**Exercise goal:** The entries that follow should be written out exactly.

--------------------------------------------------

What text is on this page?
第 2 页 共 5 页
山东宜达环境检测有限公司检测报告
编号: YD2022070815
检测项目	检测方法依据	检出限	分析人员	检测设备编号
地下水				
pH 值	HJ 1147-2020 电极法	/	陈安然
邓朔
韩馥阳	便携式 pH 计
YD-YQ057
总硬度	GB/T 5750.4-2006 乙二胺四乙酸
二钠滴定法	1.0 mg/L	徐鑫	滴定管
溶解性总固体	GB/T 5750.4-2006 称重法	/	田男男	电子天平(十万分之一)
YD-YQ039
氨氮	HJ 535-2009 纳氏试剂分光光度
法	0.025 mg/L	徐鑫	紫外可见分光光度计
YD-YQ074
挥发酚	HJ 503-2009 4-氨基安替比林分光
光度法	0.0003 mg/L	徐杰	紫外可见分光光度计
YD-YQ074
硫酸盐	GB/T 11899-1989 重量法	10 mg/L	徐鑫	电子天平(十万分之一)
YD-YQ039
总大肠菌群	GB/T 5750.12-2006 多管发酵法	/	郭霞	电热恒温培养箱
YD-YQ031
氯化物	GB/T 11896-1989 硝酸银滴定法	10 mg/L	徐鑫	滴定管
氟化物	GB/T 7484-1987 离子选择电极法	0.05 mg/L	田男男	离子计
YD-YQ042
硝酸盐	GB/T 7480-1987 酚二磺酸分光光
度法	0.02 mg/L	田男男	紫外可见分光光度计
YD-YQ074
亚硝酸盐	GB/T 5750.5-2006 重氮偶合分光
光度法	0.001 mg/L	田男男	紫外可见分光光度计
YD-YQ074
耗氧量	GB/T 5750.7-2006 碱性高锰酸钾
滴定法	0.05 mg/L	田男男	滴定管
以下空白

--------------------------------------------------

**Correct answer:**
What text is on this page?
第 2 页 共 5 页
山东宜达环境检测有限公司检测报告
编号: YD2022070815
检测项目	检测方法依据	检出限	分析人员	检测设备编号
地下水				
pH 值	HJ 1147-2020 电极法	/	陈安然
邓朔
韩馥阳	便携式 pH 计
YD-YQ057
总硬度	GB/T 5750.4-2006 乙二胺四乙酸
二钠滴定法	1.0 mg/L	徐鑫	滴定管
溶解性总固体	GB/T 5750.4-2006 称重法	/	田男男	电子天平(十万分之一)
YD-YQ039
氨氮	HJ 535-2009 纳氏试剂分光光度
法	0.025 mg/L	徐鑫	紫外可见分光光度计
YD-YQ074
挥发酚	HJ 503-2009 4-氨基安替比林分光
光度法	0.0003 mg/L	徐杰	紫外可见分光光度计
YD-YQ074
硫酸盐	GB/T 11899-1989 重量法	10 mg/L	徐鑫	电子天平(十万分之一)
YD-YQ039
总大肠菌群	GB/T 5750.12-2006 多管发酵法	/	郭霞	电热恒温培养箱
YD-YQ031
氯化物	GB/T 11896-1989 硝酸银滴定法	10 mg/L	徐鑫	滴定管
氟化物	GB/T 7484-1987 离子选择电极法	0.05 mg/L	田男男	离子计
YD-YQ042
硝酸盐	GB/T 7480-1987 酚二磺酸分光光
度法	0.02 mg/L	田男男	紫外可见分光光度计
YD-YQ074
亚硝酸盐	GB/T 5750.5-2006 重氮偶合分光
光度法	0.001 mg/L	田男男	紫外可见分光光度计
YD-YQ074
耗氧量	GB/T 5750.7-2006 碱性高锰酸钾
滴定法	0.05 mg/L	田男男	滴定管
以下空白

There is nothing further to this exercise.